▶ SOURCE DOCUMENT:
-*-

(David Wolman, Righting the Mother Tongue: From Olde English to Email, the Tangled Story of English Spelling. Harper, 2010)
- "The origin of words that reproduce natural sounds is self-explanatory. French or English, cockoo and miaow are unquestionably onomatopoeias. If we assume that growl belongs with gaggle, cackle, croak, and creak and reproduces the sound it designates, we will be able to go a bit further. Quite a few words in the languages in the world begin with gr- and refer to things threatening or discordant. From Scandanavian, English has grue, the root of gruesome (an adjective popularized by Walter Scott), but Old Engl. gryre (horror) existed long before the emergence of grue-. The epic hero Beowulf fought Grendel, an almost invincible monster. Whatever the origin of the name, it must have been frightening even to pronounce it."
(Anatoly Liberman, Word Origins And How We Know Them: Etymology for Everyone. Oxford University Press, 2005)

-*-

▶ Dataset excerpts:
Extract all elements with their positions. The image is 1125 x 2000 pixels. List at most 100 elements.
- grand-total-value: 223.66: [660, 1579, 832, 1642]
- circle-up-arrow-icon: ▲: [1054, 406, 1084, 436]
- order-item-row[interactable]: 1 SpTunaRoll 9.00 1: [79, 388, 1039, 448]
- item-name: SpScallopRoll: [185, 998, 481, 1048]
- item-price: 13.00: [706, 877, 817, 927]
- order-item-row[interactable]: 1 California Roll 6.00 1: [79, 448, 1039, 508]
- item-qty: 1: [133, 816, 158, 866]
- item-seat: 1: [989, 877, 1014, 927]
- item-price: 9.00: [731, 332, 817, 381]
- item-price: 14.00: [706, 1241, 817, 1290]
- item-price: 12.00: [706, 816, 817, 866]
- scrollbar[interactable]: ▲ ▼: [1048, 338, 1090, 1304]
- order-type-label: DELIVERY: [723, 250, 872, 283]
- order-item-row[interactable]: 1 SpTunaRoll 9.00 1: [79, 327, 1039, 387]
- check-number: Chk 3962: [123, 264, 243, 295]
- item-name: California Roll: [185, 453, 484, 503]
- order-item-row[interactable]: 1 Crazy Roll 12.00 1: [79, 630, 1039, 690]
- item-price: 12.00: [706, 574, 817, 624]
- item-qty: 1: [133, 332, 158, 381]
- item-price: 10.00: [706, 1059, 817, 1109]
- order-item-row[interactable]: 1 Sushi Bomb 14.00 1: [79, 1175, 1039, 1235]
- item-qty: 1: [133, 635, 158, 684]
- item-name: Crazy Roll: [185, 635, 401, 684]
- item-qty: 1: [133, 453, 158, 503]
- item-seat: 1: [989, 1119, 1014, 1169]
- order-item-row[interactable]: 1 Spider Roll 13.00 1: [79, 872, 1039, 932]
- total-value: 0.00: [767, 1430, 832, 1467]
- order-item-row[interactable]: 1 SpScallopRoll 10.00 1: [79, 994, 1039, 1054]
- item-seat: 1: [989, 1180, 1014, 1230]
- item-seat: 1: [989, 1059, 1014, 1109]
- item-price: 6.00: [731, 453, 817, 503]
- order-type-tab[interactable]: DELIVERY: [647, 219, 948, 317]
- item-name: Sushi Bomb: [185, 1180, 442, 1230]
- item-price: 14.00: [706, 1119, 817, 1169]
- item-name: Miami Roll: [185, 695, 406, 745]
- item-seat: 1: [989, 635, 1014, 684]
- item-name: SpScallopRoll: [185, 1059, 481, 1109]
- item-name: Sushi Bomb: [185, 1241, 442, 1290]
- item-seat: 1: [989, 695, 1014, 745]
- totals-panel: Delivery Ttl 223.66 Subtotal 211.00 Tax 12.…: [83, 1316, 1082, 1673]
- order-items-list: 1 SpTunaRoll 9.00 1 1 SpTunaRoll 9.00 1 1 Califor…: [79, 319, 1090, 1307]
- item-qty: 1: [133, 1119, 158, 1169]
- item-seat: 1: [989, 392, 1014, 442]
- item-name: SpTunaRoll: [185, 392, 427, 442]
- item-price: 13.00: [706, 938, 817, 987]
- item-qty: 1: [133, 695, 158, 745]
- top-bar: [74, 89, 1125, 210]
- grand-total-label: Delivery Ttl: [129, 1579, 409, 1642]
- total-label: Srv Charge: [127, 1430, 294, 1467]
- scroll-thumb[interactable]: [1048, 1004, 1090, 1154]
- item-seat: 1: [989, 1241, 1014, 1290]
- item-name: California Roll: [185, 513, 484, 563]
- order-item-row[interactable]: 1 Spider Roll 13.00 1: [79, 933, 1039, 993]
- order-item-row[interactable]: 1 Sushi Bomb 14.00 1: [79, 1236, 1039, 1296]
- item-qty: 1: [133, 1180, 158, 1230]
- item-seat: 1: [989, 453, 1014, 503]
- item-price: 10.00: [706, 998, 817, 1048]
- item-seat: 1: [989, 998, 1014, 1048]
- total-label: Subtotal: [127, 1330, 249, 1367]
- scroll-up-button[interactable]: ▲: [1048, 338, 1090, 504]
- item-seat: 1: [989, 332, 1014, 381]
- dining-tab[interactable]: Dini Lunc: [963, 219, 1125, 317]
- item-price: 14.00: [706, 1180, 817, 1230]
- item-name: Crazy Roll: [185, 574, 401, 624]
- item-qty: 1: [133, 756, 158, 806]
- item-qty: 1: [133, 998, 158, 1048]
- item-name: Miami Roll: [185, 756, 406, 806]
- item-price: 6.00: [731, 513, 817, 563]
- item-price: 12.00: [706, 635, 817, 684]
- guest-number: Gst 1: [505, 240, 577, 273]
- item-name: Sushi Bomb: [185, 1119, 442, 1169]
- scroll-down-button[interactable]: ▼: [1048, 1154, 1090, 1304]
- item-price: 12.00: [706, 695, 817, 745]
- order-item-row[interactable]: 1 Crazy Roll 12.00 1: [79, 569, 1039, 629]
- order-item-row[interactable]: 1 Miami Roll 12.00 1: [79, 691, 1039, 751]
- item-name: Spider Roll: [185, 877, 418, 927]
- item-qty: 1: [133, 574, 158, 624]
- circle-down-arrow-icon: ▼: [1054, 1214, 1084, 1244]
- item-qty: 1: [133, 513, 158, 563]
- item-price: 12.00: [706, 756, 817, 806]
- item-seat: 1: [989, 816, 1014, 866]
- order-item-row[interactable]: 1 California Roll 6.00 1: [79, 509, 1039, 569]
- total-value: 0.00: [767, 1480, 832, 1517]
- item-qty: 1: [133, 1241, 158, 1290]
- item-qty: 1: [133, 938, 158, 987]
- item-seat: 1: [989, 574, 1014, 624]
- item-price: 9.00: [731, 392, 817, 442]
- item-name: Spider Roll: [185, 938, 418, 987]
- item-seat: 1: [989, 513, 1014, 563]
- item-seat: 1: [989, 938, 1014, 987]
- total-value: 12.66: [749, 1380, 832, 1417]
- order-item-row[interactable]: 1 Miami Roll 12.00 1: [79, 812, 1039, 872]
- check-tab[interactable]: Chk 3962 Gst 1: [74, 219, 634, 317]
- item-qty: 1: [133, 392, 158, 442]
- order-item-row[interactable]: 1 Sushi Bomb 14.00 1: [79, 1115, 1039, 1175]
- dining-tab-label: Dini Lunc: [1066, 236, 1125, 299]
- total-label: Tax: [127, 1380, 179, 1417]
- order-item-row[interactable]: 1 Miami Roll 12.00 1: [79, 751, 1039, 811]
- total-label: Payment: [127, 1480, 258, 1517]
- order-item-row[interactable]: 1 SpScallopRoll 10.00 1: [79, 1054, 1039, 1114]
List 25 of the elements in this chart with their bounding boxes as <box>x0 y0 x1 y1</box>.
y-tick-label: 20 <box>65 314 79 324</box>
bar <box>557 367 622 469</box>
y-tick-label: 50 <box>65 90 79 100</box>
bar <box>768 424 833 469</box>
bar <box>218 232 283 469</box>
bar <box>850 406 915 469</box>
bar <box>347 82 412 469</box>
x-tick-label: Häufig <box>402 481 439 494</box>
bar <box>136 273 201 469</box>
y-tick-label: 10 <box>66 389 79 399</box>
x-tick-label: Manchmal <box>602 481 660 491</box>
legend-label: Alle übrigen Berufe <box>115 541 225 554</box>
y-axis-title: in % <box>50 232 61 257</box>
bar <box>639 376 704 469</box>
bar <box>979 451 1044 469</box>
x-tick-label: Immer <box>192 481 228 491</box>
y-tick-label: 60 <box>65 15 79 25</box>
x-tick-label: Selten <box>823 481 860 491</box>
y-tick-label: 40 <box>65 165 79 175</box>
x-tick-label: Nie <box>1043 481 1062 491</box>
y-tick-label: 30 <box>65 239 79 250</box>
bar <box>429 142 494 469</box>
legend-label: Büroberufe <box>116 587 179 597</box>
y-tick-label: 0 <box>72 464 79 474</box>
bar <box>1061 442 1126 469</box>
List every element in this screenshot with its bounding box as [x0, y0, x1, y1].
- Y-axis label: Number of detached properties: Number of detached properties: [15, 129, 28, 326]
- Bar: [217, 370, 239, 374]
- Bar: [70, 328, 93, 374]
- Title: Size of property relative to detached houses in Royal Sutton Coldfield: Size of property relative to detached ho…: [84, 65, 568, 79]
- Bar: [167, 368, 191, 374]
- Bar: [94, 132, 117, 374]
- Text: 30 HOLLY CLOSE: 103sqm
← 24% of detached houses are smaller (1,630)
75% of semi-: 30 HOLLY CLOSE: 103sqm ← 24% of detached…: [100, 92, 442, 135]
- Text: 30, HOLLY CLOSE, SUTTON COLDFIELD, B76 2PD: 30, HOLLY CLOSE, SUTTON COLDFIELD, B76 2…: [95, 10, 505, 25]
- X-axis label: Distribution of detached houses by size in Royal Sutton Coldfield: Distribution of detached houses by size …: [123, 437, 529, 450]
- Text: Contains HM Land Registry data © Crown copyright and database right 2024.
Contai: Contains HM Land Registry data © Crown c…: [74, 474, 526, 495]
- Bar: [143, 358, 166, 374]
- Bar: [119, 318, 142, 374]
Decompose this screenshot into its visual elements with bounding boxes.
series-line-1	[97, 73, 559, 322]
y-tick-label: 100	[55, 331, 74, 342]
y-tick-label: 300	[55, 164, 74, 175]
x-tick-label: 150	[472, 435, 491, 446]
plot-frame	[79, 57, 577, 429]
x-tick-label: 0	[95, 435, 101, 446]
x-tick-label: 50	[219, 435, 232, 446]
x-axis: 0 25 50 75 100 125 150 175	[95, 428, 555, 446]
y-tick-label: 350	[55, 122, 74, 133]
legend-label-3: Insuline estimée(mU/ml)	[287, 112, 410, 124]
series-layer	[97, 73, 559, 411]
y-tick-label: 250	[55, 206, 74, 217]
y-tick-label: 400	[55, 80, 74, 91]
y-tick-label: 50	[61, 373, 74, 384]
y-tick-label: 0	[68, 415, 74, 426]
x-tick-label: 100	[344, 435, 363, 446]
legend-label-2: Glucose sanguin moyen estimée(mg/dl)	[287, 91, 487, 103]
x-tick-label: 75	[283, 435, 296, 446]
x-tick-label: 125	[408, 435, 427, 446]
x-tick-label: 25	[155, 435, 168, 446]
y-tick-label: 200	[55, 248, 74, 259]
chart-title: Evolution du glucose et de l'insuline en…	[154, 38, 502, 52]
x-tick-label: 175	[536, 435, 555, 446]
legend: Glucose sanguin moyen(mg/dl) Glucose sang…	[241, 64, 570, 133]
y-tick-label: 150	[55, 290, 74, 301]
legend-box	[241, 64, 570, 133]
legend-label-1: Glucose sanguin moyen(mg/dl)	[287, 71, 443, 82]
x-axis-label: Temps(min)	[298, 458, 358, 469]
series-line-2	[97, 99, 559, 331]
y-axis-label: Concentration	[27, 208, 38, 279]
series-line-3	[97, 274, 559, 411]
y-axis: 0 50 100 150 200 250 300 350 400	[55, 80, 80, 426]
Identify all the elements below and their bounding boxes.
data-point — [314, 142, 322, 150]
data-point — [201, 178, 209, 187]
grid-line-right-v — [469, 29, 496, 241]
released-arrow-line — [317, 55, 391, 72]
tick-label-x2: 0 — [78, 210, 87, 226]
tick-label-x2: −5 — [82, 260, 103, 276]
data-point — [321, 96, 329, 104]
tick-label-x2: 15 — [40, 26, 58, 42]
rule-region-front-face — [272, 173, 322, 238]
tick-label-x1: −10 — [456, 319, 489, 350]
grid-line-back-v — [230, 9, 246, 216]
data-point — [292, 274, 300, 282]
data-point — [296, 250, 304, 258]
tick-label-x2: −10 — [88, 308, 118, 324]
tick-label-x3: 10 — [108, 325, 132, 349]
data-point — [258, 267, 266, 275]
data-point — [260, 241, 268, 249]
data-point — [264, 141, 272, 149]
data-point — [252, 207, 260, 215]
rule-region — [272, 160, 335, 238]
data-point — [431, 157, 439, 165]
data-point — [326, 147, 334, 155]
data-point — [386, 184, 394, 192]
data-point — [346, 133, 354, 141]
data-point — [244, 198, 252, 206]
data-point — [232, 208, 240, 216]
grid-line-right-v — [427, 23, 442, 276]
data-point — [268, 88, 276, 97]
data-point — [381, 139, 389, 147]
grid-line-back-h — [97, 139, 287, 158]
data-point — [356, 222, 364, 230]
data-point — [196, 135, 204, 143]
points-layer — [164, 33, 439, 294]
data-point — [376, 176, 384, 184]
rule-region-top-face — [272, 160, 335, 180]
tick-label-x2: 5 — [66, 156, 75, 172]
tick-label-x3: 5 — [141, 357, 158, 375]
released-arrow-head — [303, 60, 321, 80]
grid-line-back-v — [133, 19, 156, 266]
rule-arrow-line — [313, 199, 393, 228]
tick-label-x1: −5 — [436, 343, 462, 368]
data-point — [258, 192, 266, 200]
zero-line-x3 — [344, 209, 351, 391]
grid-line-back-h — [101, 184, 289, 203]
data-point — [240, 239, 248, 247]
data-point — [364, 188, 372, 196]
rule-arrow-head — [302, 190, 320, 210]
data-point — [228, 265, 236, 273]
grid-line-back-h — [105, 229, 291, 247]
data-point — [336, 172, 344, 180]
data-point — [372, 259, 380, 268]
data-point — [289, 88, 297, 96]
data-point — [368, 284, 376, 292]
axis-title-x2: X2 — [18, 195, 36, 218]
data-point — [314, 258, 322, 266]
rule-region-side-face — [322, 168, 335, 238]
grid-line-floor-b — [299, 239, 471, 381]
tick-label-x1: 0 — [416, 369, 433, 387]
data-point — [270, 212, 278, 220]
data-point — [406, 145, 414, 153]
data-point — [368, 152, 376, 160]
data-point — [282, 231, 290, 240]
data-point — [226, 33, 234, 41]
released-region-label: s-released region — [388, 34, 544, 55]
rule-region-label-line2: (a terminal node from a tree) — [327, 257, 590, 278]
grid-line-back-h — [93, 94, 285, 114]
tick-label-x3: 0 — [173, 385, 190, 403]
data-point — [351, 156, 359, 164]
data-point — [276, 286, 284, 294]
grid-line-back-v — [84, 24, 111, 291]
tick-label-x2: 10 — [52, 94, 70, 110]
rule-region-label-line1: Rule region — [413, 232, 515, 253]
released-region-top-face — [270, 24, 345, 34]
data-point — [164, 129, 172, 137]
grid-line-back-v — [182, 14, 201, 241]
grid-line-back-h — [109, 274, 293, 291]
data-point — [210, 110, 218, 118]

-*-

▶ BRIEF: From the passage on word origins, list every word or name that begins with the letters gr-. Draw only on the passage on word origins when answering.

▶ SOLUTION FOR THIS TASK: growl, grue, gruesome, gryre, Grendel